===== MATERIAL FOR THIS TASK =====
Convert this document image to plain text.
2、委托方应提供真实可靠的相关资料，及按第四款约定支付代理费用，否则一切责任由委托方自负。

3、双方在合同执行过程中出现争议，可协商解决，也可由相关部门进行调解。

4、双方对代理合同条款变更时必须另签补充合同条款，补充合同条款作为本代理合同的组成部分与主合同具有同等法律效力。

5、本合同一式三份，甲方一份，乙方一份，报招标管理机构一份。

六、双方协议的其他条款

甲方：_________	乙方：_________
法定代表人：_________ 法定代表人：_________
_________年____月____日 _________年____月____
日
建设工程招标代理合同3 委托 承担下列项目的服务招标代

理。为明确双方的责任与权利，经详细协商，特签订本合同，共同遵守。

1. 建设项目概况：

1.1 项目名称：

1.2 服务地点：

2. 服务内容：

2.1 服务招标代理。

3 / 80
=====
Your task is to retype all of the records exactly.

● WRITTEN SOLUTION
Convert this document image to plain text.
2、委托方应提供真实可靠的相关资料，及按第四款约定支付代理费用，否则一切责任由委托方自负。

3、双方在合同执行过程中出现争议，可协商解决，也可由相关部门进行调解。

4、双方对代理合同条款变更时必须另签补充合同条款，补充合同条款作为本代理合同的组成部分与主合同具有同等法律效力。

5、本合同一式三份，甲方一份，乙方一份，报招标管理机构一份。

六、双方协议的其他条款

甲方：_________	乙方：_________
法定代表人：_________ 法定代表人：_________
_________年____月____日 _________年____月____
日
建设工程招标代理合同3 委托 承担下列项目的服务招标代

理。为明确双方的责任与权利，经详细协商，特签订本合同，共同遵守。

1. 建设项目概况：

1.1 项目名称：

1.2 服务地点：

2. 服务内容：

2.1 服务招标代理。

3 / 80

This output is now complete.